● **Work order**
Whenever the string "normaal" turns up in a line of the data below, copy that line.

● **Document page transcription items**
══════════════════════════════

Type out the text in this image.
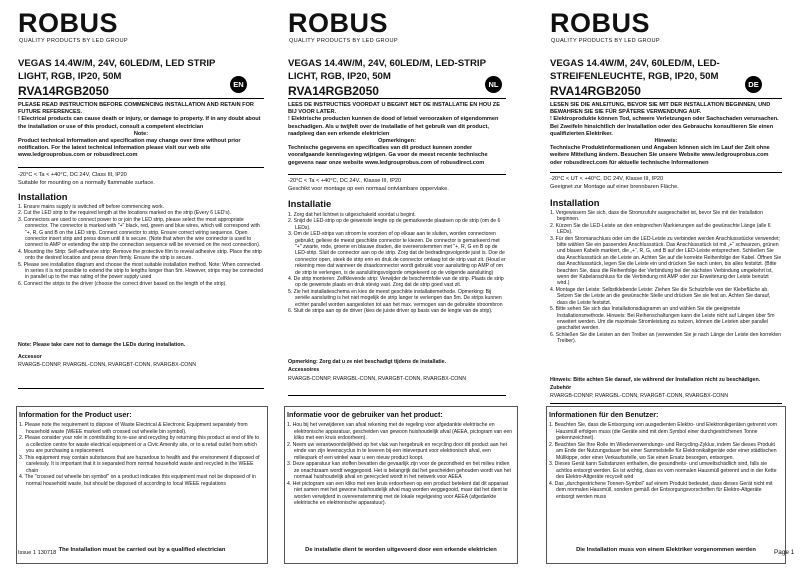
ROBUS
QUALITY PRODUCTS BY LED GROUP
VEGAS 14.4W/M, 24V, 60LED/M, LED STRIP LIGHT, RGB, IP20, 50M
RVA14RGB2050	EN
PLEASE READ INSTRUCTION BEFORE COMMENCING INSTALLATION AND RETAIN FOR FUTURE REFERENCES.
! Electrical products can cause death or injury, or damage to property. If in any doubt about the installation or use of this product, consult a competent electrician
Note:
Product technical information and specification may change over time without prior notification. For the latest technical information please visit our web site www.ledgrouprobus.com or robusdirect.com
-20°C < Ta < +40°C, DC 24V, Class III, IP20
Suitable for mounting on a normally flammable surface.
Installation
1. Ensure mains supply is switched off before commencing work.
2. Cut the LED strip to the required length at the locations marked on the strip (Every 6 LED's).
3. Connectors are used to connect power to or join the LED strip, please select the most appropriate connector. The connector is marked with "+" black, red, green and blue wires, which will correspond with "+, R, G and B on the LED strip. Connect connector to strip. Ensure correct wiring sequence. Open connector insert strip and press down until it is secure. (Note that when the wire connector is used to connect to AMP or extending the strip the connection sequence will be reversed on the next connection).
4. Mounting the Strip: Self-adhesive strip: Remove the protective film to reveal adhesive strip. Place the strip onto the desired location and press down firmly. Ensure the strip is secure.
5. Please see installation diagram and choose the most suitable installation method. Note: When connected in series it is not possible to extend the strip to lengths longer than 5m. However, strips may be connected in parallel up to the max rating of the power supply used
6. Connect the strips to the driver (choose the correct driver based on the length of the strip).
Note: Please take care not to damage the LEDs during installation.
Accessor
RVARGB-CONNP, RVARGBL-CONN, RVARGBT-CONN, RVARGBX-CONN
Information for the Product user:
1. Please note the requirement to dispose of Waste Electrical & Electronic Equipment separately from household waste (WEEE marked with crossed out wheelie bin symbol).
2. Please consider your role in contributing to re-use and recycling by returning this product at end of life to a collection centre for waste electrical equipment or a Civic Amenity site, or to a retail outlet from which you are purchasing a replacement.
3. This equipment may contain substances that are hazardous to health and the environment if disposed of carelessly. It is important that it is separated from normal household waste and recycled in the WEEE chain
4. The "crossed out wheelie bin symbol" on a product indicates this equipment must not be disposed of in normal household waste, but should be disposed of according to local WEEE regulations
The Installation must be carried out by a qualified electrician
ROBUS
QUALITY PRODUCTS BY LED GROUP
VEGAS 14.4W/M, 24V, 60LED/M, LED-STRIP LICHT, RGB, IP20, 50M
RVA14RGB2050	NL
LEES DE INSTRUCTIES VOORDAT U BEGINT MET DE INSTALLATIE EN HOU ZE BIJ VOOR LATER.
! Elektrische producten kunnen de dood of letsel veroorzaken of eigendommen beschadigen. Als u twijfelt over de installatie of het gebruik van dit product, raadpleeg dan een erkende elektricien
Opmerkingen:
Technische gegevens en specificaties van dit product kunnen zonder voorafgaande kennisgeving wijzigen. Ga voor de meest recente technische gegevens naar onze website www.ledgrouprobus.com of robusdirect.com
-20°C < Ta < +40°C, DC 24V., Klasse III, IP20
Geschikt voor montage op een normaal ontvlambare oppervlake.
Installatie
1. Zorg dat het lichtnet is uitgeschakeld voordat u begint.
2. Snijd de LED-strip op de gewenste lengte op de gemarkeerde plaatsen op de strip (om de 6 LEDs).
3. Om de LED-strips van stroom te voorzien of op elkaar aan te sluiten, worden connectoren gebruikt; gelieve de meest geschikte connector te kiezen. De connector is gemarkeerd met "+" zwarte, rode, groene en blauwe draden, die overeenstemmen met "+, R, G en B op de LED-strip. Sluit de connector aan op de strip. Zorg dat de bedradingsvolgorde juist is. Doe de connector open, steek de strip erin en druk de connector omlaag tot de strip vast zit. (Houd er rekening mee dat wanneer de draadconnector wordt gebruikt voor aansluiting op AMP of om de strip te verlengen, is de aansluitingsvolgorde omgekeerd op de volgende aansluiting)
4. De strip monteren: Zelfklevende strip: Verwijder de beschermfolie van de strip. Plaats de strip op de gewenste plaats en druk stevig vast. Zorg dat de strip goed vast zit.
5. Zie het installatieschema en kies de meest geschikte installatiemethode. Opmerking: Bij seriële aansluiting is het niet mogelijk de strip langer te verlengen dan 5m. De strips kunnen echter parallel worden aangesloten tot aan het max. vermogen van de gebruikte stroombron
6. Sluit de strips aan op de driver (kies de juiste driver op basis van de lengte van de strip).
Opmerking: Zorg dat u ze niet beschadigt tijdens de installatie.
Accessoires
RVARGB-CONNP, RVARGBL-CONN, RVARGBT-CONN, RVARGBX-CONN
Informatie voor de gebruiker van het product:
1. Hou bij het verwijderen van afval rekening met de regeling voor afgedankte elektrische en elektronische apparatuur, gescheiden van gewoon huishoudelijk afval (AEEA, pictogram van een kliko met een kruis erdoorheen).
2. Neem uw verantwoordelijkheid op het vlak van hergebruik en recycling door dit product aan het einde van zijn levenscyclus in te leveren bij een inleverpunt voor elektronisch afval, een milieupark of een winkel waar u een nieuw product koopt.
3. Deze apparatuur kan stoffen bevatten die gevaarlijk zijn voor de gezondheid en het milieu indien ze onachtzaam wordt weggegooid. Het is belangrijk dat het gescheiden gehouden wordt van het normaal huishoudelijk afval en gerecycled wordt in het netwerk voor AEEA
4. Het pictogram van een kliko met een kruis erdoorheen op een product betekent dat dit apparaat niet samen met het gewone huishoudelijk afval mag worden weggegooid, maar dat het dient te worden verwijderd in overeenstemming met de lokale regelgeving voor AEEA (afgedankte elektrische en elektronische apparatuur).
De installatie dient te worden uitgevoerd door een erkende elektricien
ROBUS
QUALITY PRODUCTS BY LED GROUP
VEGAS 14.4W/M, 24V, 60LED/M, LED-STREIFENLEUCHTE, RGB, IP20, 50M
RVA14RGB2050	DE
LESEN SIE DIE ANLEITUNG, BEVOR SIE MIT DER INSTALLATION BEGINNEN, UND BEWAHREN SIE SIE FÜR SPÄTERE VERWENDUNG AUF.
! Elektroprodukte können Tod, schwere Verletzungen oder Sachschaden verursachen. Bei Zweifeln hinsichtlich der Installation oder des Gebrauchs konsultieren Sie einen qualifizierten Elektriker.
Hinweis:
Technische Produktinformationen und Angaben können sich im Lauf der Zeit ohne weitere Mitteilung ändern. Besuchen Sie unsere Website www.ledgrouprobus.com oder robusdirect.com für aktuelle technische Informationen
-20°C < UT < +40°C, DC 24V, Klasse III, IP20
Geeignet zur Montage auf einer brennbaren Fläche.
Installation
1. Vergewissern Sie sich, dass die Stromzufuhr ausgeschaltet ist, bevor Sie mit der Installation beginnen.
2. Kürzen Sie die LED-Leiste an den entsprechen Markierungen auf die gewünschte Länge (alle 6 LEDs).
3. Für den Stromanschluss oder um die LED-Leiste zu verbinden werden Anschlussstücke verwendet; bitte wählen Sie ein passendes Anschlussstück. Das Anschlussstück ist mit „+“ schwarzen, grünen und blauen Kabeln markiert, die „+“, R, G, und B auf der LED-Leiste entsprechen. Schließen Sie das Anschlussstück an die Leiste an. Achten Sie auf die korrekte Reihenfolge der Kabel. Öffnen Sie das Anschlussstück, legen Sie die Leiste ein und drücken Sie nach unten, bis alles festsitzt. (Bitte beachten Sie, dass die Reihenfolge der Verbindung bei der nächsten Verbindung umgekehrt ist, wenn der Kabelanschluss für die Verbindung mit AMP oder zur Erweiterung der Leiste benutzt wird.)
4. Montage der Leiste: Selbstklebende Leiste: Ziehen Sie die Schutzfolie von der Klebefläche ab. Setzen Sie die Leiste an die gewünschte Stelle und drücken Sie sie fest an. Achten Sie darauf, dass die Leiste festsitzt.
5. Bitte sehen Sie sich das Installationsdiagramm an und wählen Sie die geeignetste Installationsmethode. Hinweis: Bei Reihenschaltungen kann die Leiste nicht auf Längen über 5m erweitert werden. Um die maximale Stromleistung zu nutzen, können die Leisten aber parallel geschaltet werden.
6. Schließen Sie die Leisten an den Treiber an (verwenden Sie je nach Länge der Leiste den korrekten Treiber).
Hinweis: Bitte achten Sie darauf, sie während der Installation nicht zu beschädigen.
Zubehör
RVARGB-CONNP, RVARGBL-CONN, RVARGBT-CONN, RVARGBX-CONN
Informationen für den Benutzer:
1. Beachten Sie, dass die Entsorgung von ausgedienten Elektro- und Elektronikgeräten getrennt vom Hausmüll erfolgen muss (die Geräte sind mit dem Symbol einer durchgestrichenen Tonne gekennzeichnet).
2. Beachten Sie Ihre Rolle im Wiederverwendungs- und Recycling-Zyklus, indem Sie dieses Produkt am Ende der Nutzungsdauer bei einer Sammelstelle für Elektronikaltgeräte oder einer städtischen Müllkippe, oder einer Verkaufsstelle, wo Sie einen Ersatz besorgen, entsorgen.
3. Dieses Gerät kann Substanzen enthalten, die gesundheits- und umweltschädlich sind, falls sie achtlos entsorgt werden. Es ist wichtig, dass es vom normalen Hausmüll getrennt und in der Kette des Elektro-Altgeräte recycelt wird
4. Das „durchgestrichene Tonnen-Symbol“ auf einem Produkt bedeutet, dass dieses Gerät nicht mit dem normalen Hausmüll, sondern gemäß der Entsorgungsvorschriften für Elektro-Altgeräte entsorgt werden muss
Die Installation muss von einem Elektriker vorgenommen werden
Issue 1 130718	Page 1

══════════════════════════════

● **Output for this exercise**
Geschikt voor montage op een normaal ontvlambare oppervlake.
3. Deze apparatuur kan stoffen bevatten die gevaarlijk zijn voor de gezondheid en het milieu indien ze onachtzaam wordt weggegooid. Het is belangrijk dat het gescheiden gehouden wordt van het normaal huishoudelijk afval en gerecycled wordt in het netwerk voor AEEA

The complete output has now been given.